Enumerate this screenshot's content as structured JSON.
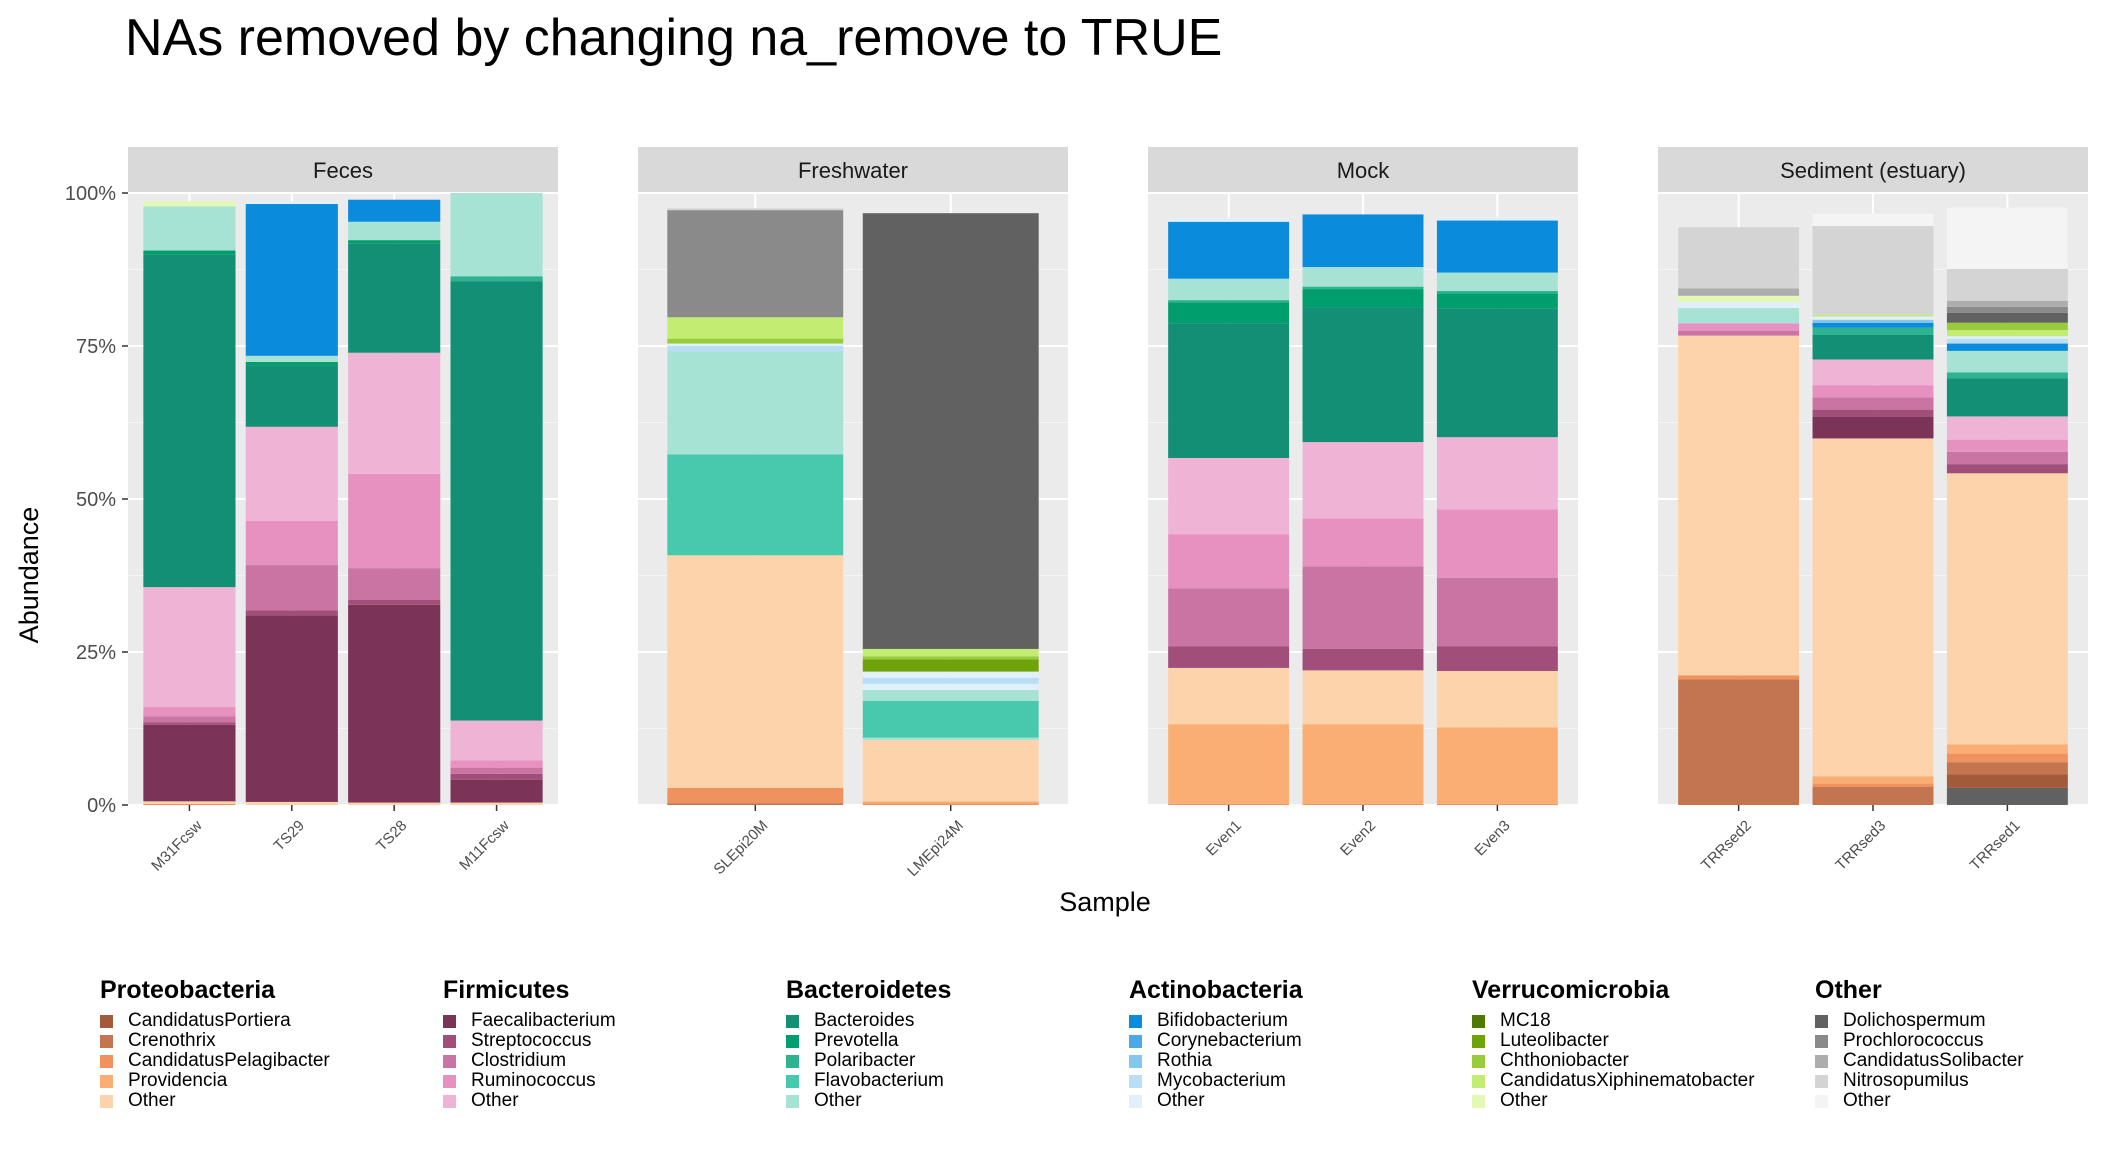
{
  "chart_data": {
    "type": "bar",
    "stacked": true,
    "title": "NAs removed by changing na_remove to TRUE",
    "xlabel": "Sample",
    "ylabel": "Abundance",
    "ylim": [
      0,
      1
    ],
    "y_ticks": [
      {
        "value": 0,
        "label": "0%"
      },
      {
        "value": 0.25,
        "label": "25%"
      },
      {
        "value": 0.5,
        "label": "50%"
      },
      {
        "value": 0.75,
        "label": "75%"
      },
      {
        "value": 1,
        "label": "100%"
      }
    ],
    "grid": true,
    "legend_position": "bottom",
    "taxa": [
      {
        "id": "P1",
        "label": "CandidatusPortiera",
        "color": "#a35a3a"
      },
      {
        "id": "P2",
        "label": "Crenothrix",
        "color": "#c2754f"
      },
      {
        "id": "P3",
        "label": "CandidatusPelagibacter",
        "color": "#f0925d"
      },
      {
        "id": "P4",
        "label": "Providencia",
        "color": "#fbae73"
      },
      {
        "id": "P5",
        "label": "Other",
        "color": "#fdd3ab"
      },
      {
        "id": "F1",
        "label": "Faecalibacterium",
        "color": "#7b3358"
      },
      {
        "id": "F2",
        "label": "Streptococcus",
        "color": "#a24e7b"
      },
      {
        "id": "F3",
        "label": "Clostridium",
        "color": "#c974a2"
      },
      {
        "id": "F4",
        "label": "Ruminococcus",
        "color": "#e691bf"
      },
      {
        "id": "F5",
        "label": "Other",
        "color": "#efb4d5"
      },
      {
        "id": "B1",
        "label": "Bacteroides",
        "color": "#138f76"
      },
      {
        "id": "B2",
        "label": "Prevotella",
        "color": "#009e6d"
      },
      {
        "id": "B3",
        "label": "Polaribacter",
        "color": "#2db390"
      },
      {
        "id": "B4",
        "label": "Flavobacterium",
        "color": "#48c9ad"
      },
      {
        "id": "B5",
        "label": "Other",
        "color": "#a6e3d5"
      },
      {
        "id": "A1",
        "label": "Bifidobacterium",
        "color": "#0b8bdc"
      },
      {
        "id": "A2",
        "label": "Corynebacterium",
        "color": "#4ca9e8"
      },
      {
        "id": "A3",
        "label": "Rothia",
        "color": "#83c6f0"
      },
      {
        "id": "A4",
        "label": "Mycobacterium",
        "color": "#b9dff7"
      },
      {
        "id": "A5",
        "label": "Other",
        "color": "#e2f0fb"
      },
      {
        "id": "V1",
        "label": "MC18",
        "color": "#4e7a02"
      },
      {
        "id": "V2",
        "label": "Luteolibacter",
        "color": "#6ea30a"
      },
      {
        "id": "V3",
        "label": "Chthoniobacter",
        "color": "#99cc3a"
      },
      {
        "id": "V4",
        "label": "CandidatusXiphinematobacter",
        "color": "#c3ec73"
      },
      {
        "id": "V5",
        "label": "Other",
        "color": "#e3f8b4"
      },
      {
        "id": "O1",
        "label": "Dolichospermum",
        "color": "#616161"
      },
      {
        "id": "O2",
        "label": "Prochlorococcus",
        "color": "#8a8a8a"
      },
      {
        "id": "O3",
        "label": "CandidatusSolibacter",
        "color": "#adadad"
      },
      {
        "id": "O4",
        "label": "Nitrosopumilus",
        "color": "#d4d4d4"
      },
      {
        "id": "O5",
        "label": "Other",
        "color": "#f4f4f4"
      }
    ],
    "legend_groups": [
      {
        "title": "Proteobacteria",
        "items": [
          "P1",
          "P2",
          "P3",
          "P4",
          "P5"
        ]
      },
      {
        "title": "Firmicutes",
        "items": [
          "F1",
          "F2",
          "F3",
          "F4",
          "F5"
        ]
      },
      {
        "title": "Bacteroidetes",
        "items": [
          "B1",
          "B2",
          "B3",
          "B4",
          "B5"
        ]
      },
      {
        "title": "Actinobacteria",
        "items": [
          "A1",
          "A2",
          "A3",
          "A4",
          "A5"
        ]
      },
      {
        "title": "Verrucomicrobia",
        "items": [
          "V1",
          "V2",
          "V3",
          "V4",
          "V5"
        ]
      },
      {
        "title": "Other",
        "items": [
          "O1",
          "O2",
          "O3",
          "O4",
          "O5"
        ]
      }
    ],
    "facets": [
      {
        "label": "Feces",
        "samples": [
          {
            "name": "M31Fcsw",
            "segments": [
              [
                "P3",
                0.002
              ],
              [
                "P5",
                0.004
              ],
              [
                "F1",
                0.125
              ],
              [
                "F2",
                0.004
              ],
              [
                "F3",
                0.01
              ],
              [
                "F4",
                0.015
              ],
              [
                "F5",
                0.196
              ],
              [
                "B1",
                0.544
              ],
              [
                "B2",
                0.006
              ],
              [
                "B5",
                0.072
              ],
              [
                "V5",
                0.008
              ]
            ]
          },
          {
            "name": "TS29",
            "segments": [
              [
                "P5",
                0.005
              ],
              [
                "F1",
                0.305
              ],
              [
                "F2",
                0.008
              ],
              [
                "F3",
                0.074
              ],
              [
                "F4",
                0.072
              ],
              [
                "F5",
                0.154
              ],
              [
                "B1",
                0.1
              ],
              [
                "B2",
                0.006
              ],
              [
                "B5",
                0.01
              ],
              [
                "A1",
                0.248
              ],
              [
                "A5",
                0.004
              ]
            ]
          },
          {
            "name": "TS28",
            "segments": [
              [
                "P5",
                0.004
              ],
              [
                "F1",
                0.323
              ],
              [
                "F2",
                0.008
              ],
              [
                "F3",
                0.052
              ],
              [
                "F4",
                0.154
              ],
              [
                "F5",
                0.198
              ],
              [
                "B1",
                0.178
              ],
              [
                "B2",
                0.006
              ],
              [
                "B5",
                0.03
              ],
              [
                "A1",
                0.036
              ]
            ]
          },
          {
            "name": "M11Fcsw",
            "segments": [
              [
                "P5",
                0.004
              ],
              [
                "F1",
                0.037
              ],
              [
                "F2",
                0.01
              ],
              [
                "F3",
                0.01
              ],
              [
                "F4",
                0.012
              ],
              [
                "F5",
                0.065
              ],
              [
                "B1",
                0.718
              ],
              [
                "B3",
                0.008
              ],
              [
                "B5",
                0.136
              ]
            ]
          }
        ]
      },
      {
        "label": "Freshwater",
        "samples": [
          {
            "name": "SLEpi20M",
            "segments": [
              [
                "P2",
                0.003
              ],
              [
                "P3",
                0.025
              ],
              [
                "P5",
                0.38
              ],
              [
                "B4",
                0.165
              ],
              [
                "B5",
                0.168
              ],
              [
                "A4",
                0.009
              ],
              [
                "A5",
                0.004
              ],
              [
                "V3",
                0.008
              ],
              [
                "V4",
                0.035
              ],
              [
                "O2",
                0.175
              ],
              [
                "O4",
                0.003
              ]
            ]
          },
          {
            "name": "LMEpi24M",
            "segments": [
              [
                "P3",
                0.003
              ],
              [
                "P4",
                0.003
              ],
              [
                "P5",
                0.1
              ],
              [
                "B5",
                0.004
              ],
              [
                "B4",
                0.06
              ],
              [
                "B5",
                0.018
              ],
              [
                "A5",
                0.01
              ],
              [
                "A4",
                0.01
              ],
              [
                "A5",
                0.01
              ],
              [
                "V2",
                0.02
              ],
              [
                "V3",
                0.005
              ],
              [
                "V4",
                0.012
              ],
              [
                "O1",
                0.712
              ]
            ]
          }
        ]
      },
      {
        "label": "Mock",
        "samples": [
          {
            "name": "Even1",
            "segments": [
              [
                "P3",
                0.002
              ],
              [
                "P4",
                0.13
              ],
              [
                "P5",
                0.092
              ],
              [
                "F2",
                0.035
              ],
              [
                "F3",
                0.095
              ],
              [
                "F4",
                0.088
              ],
              [
                "F5",
                0.125
              ],
              [
                "B1",
                0.22
              ],
              [
                "B2",
                0.034
              ],
              [
                "B3",
                0.004
              ],
              [
                "B5",
                0.035
              ],
              [
                "A1",
                0.093
              ],
              [
                "A5",
                0.006
              ]
            ]
          },
          {
            "name": "Even2",
            "segments": [
              [
                "P3",
                0.002
              ],
              [
                "P4",
                0.13
              ],
              [
                "P5",
                0.088
              ],
              [
                "F2",
                0.035
              ],
              [
                "F3",
                0.135
              ],
              [
                "F4",
                0.078
              ],
              [
                "F5",
                0.125
              ],
              [
                "B1",
                0.22
              ],
              [
                "B2",
                0.03
              ],
              [
                "B3",
                0.004
              ],
              [
                "B5",
                0.032
              ],
              [
                "A1",
                0.086
              ]
            ]
          },
          {
            "name": "Even3",
            "segments": [
              [
                "P3",
                0.002
              ],
              [
                "P4",
                0.125
              ],
              [
                "P5",
                0.092
              ],
              [
                "F2",
                0.04
              ],
              [
                "F3",
                0.112
              ],
              [
                "F4",
                0.112
              ],
              [
                "F5",
                0.118
              ],
              [
                "B1",
                0.21
              ],
              [
                "B2",
                0.025
              ],
              [
                "B3",
                0.004
              ],
              [
                "B5",
                0.03
              ],
              [
                "A1",
                0.085
              ],
              [
                "A5",
                0.006
              ]
            ]
          }
        ]
      },
      {
        "label": "Sediment (estuary)",
        "samples": [
          {
            "name": "TRRsed2",
            "segments": [
              [
                "P2",
                0.205
              ],
              [
                "P3",
                0.007
              ],
              [
                "P5",
                0.555
              ],
              [
                "F3",
                0.008
              ],
              [
                "F4",
                0.012
              ],
              [
                "B5",
                0.025
              ],
              [
                "A5",
                0.01
              ],
              [
                "V5",
                0.01
              ],
              [
                "O3",
                0.012
              ],
              [
                "O4",
                0.1
              ]
            ]
          },
          {
            "name": "TRRsed3",
            "segments": [
              [
                "P2",
                0.03
              ],
              [
                "P3",
                0.005
              ],
              [
                "P4",
                0.012
              ],
              [
                "P5",
                0.552
              ],
              [
                "F1",
                0.035
              ],
              [
                "F2",
                0.012
              ],
              [
                "F3",
                0.02
              ],
              [
                "F4",
                0.02
              ],
              [
                "F5",
                0.042
              ],
              [
                "B1",
                0.04
              ],
              [
                "B3",
                0.012
              ],
              [
                "A1",
                0.008
              ],
              [
                "A3",
                0.005
              ],
              [
                "A5",
                0.005
              ],
              [
                "V4",
                0.003
              ],
              [
                "O4",
                0.145
              ],
              [
                "O5",
                0.02
              ]
            ]
          },
          {
            "name": "TRRsed1",
            "segments": [
              [
                "O1",
                0.028
              ],
              [
                "P1",
                0.022
              ],
              [
                "P2",
                0.02
              ],
              [
                "P3",
                0.014
              ],
              [
                "P4",
                0.015
              ],
              [
                "P5",
                0.443
              ],
              [
                "F2",
                0.015
              ],
              [
                "F3",
                0.02
              ],
              [
                "F4",
                0.02
              ],
              [
                "F5",
                0.038
              ],
              [
                "B1",
                0.062
              ],
              [
                "B3",
                0.01
              ],
              [
                "B5",
                0.035
              ],
              [
                "A1",
                0.012
              ],
              [
                "A4",
                0.008
              ],
              [
                "A5",
                0.004
              ],
              [
                "V4",
                0.01
              ],
              [
                "V3",
                0.012
              ],
              [
                "O1",
                0.016
              ],
              [
                "O2",
                0.01
              ],
              [
                "O3",
                0.01
              ],
              [
                "O4",
                0.052
              ],
              [
                "O5",
                0.1
              ]
            ]
          }
        ]
      }
    ]
  }
}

■ ■ ■

• [Activity] Every line that contains "name" should be copied out of the data.

• [Output of the task]
            "name": "M31Fcsw",
            "name": "TS29",
            "name": "TS28",
            "name": "M11Fcsw",
            "name": "SLEpi20M",
            "name": "LMEpi24M",
            "name": "Even1",
            "name": "Even2",
            "name": "Even3",
            "name": "TRRsed2",
            "name": "TRRsed3",
            "name": "TRRsed1",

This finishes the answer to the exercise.